- [EXERCISE DESCRIPTION]: Transcribe the lines below verbatim, skipping the images.

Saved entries
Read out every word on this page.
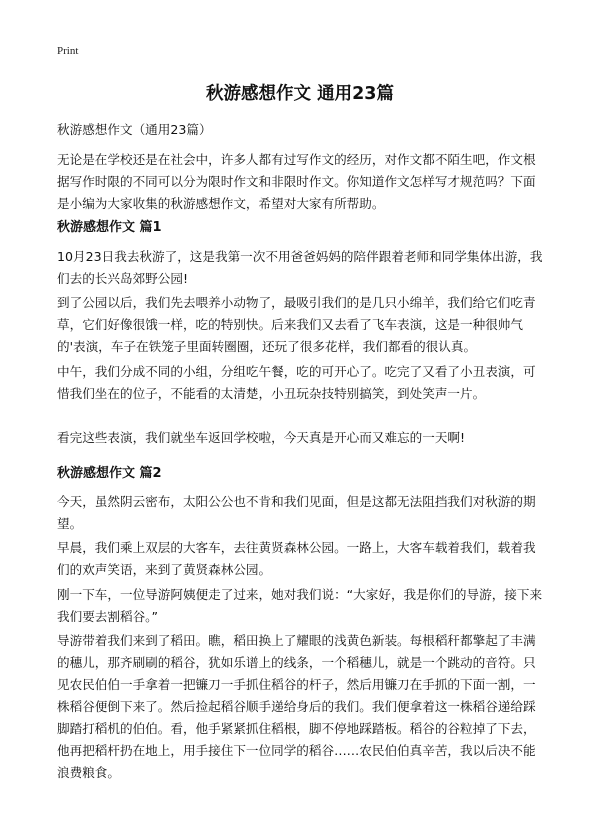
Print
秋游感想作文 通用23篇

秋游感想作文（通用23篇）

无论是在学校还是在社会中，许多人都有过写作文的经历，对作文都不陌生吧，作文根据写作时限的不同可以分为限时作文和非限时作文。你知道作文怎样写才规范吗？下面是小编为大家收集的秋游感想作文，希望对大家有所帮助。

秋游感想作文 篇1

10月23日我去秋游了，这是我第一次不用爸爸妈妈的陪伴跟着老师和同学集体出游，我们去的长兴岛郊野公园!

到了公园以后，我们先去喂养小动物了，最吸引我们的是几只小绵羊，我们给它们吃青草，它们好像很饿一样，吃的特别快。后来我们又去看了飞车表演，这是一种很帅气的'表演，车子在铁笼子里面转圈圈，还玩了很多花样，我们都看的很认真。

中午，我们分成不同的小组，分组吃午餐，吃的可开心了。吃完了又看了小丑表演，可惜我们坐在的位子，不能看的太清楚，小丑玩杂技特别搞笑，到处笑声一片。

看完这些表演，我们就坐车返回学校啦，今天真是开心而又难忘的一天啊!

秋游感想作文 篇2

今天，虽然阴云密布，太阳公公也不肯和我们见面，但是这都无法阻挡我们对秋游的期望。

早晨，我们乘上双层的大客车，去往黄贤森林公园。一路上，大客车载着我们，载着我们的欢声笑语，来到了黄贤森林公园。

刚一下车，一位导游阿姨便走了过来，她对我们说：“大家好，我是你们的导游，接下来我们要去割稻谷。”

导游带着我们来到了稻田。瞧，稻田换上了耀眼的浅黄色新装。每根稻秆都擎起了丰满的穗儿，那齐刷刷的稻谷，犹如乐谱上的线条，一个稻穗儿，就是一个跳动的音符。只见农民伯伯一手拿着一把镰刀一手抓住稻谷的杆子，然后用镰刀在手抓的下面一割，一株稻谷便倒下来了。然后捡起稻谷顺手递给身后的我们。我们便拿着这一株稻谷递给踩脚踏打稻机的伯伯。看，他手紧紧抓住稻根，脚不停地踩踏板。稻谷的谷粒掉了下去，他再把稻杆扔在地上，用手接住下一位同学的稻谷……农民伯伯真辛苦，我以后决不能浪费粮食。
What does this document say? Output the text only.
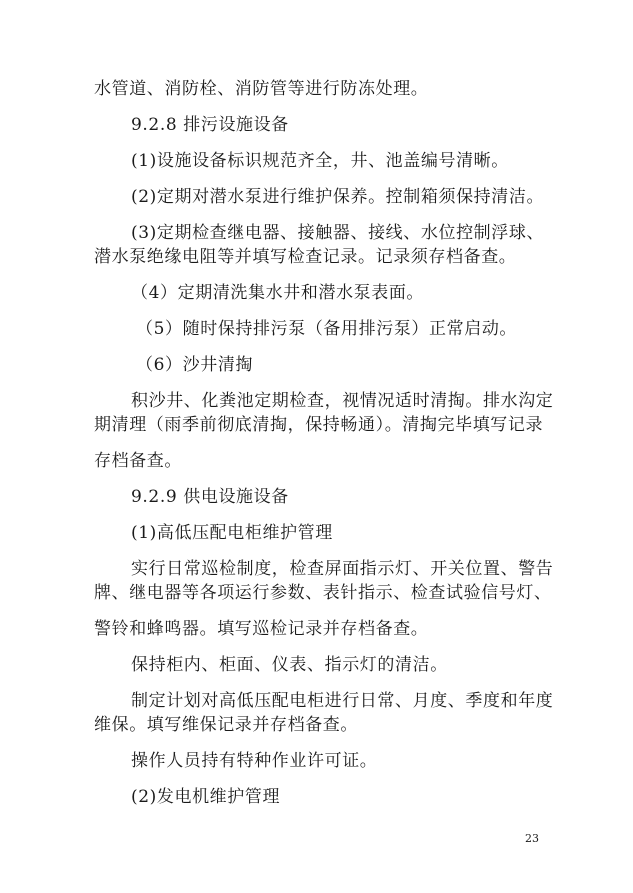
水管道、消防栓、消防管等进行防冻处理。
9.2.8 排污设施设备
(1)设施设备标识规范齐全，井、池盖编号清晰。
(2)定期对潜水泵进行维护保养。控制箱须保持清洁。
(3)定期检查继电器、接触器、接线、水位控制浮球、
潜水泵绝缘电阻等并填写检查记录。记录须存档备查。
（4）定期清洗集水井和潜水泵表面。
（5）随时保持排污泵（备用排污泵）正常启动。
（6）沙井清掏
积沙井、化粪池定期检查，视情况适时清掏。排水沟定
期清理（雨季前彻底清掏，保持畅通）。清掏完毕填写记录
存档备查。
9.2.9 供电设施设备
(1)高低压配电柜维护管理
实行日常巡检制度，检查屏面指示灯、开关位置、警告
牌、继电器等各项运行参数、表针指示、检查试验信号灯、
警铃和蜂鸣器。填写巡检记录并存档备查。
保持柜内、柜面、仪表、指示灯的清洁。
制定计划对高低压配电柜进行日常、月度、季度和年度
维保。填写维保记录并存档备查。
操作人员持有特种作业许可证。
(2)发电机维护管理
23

- [WORKED ANSWER]:
Read out every word on this page.
Print
秋游感想作文 通用23篇

秋游感想作文（通用23篇）

无论是在学校还是在社会中，许多人都有过写作文的经历，对作文都不陌生吧，作文根据写作时限的不同可以分为限时作文和非限时作文。你知道作文怎样写才规范吗？下面是小编为大家收集的秋游感想作文，希望对大家有所帮助。

秋游感想作文 篇1

10月23日我去秋游了，这是我第一次不用爸爸妈妈的陪伴跟着老师和同学集体出游，我们去的长兴岛郊野公园!

到了公园以后，我们先去喂养小动物了，最吸引我们的是几只小绵羊，我们给它们吃青草，它们好像很饿一样，吃的特别快。后来我们又去看了飞车表演，这是一种很帅气的'表演，车子在铁笼子里面转圈圈，还玩了很多花样，我们都看的很认真。

中午，我们分成不同的小组，分组吃午餐，吃的可开心了。吃完了又看了小丑表演，可惜我们坐在的位子，不能看的太清楚，小丑玩杂技特别搞笑，到处笑声一片。

看完这些表演，我们就坐车返回学校啦，今天真是开心而又难忘的一天啊!

秋游感想作文 篇2

今天，虽然阴云密布，太阳公公也不肯和我们见面，但是这都无法阻挡我们对秋游的期望。

早晨，我们乘上双层的大客车，去往黄贤森林公园。一路上，大客车载着我们，载着我们的欢声笑语，来到了黄贤森林公园。

刚一下车，一位导游阿姨便走了过来，她对我们说：“大家好，我是你们的导游，接下来我们要去割稻谷。”

导游带着我们来到了稻田。瞧，稻田换上了耀眼的浅黄色新装。每根稻秆都擎起了丰满的穗儿，那齐刷刷的稻谷，犹如乐谱上的线条，一个稻穗儿，就是一个跳动的音符。只见农民伯伯一手拿着一把镰刀一手抓住稻谷的杆子，然后用镰刀在手抓的下面一割，一株稻谷便倒下来了。然后捡起稻谷顺手递给身后的我们。我们便拿着这一株稻谷递给踩脚踏打稻机的伯伯。看，他手紧紧抓住稻根，脚不停地踩踏板。稻谷的谷粒掉了下去，他再把稻杆扔在地上，用手接住下一位同学的稻谷……农民伯伯真辛苦，我以后决不能浪费粮食。
What does this document say? Output the text only.
水管道、消防栓、消防管等进行防冻处理。
9.2.8 排污设施设备
(1)设施设备标识规范齐全，井、池盖编号清晰。
(2)定期对潜水泵进行维护保养。控制箱须保持清洁。
(3)定期检查继电器、接触器、接线、水位控制浮球、
潜水泵绝缘电阻等并填写检查记录。记录须存档备查。
（4）定期清洗集水井和潜水泵表面。
（5）随时保持排污泵（备用排污泵）正常启动。
（6）沙井清掏
积沙井、化粪池定期检查，视情况适时清掏。排水沟定
期清理（雨季前彻底清掏，保持畅通）。清掏完毕填写记录
存档备查。
9.2.9 供电设施设备
(1)高低压配电柜维护管理
实行日常巡检制度，检查屏面指示灯、开关位置、警告
牌、继电器等各项运行参数、表针指示、检查试验信号灯、
警铃和蜂鸣器。填写巡检记录并存档备查。
保持柜内、柜面、仪表、指示灯的清洁。
制定计划对高低压配电柜进行日常、月度、季度和年度
维保。填写维保记录并存档备查。
操作人员持有特种作业许可证。
(2)发电机维护管理
23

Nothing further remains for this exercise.